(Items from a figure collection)
__________

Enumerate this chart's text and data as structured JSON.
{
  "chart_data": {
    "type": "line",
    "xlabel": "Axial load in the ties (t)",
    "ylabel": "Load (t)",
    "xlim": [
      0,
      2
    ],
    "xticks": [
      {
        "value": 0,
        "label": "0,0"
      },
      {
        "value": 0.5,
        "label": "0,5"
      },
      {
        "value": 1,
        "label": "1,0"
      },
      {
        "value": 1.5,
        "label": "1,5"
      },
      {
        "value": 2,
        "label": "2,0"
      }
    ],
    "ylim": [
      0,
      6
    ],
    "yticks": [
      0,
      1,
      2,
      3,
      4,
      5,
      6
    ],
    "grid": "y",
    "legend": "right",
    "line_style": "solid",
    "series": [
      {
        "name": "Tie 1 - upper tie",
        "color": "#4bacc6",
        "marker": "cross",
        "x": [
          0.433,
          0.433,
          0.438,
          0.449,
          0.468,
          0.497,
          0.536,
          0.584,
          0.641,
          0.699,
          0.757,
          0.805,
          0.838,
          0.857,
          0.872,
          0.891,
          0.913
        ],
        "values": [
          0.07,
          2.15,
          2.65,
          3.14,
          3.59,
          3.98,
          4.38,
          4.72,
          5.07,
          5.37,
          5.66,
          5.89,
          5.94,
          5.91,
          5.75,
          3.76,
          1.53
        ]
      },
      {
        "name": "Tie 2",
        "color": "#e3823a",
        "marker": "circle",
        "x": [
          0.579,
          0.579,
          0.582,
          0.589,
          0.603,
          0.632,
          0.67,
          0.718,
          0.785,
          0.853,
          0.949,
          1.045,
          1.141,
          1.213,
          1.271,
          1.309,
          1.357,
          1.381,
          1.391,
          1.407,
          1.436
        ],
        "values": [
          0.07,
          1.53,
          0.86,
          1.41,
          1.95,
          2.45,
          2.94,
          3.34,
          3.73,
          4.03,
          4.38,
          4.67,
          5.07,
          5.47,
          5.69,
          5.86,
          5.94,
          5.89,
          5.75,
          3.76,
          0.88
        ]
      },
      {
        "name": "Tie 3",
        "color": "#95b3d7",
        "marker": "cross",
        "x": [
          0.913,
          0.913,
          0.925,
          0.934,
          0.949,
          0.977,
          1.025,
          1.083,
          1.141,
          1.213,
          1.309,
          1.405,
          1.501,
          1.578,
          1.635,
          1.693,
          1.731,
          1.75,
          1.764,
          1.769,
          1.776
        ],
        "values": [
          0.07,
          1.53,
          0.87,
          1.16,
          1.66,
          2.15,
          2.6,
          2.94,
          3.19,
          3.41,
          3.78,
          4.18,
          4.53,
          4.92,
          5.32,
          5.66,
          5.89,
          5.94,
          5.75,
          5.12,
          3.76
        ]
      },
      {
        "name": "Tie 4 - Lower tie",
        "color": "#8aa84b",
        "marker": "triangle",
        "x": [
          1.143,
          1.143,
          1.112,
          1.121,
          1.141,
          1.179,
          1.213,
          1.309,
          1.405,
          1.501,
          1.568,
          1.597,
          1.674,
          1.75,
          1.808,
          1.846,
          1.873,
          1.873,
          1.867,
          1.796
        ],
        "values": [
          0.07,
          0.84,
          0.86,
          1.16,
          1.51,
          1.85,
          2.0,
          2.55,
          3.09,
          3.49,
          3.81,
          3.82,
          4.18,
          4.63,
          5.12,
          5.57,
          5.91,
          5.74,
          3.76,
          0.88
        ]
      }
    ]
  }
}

__________

● **Problem requirements**: Pick out each line above that includes "color" and show it.

● **Exercise response**:
        "color": "#4bacc6",
        "color": "#e3823a",
        "color": "#95b3d7",
        "color": "#8aa84b",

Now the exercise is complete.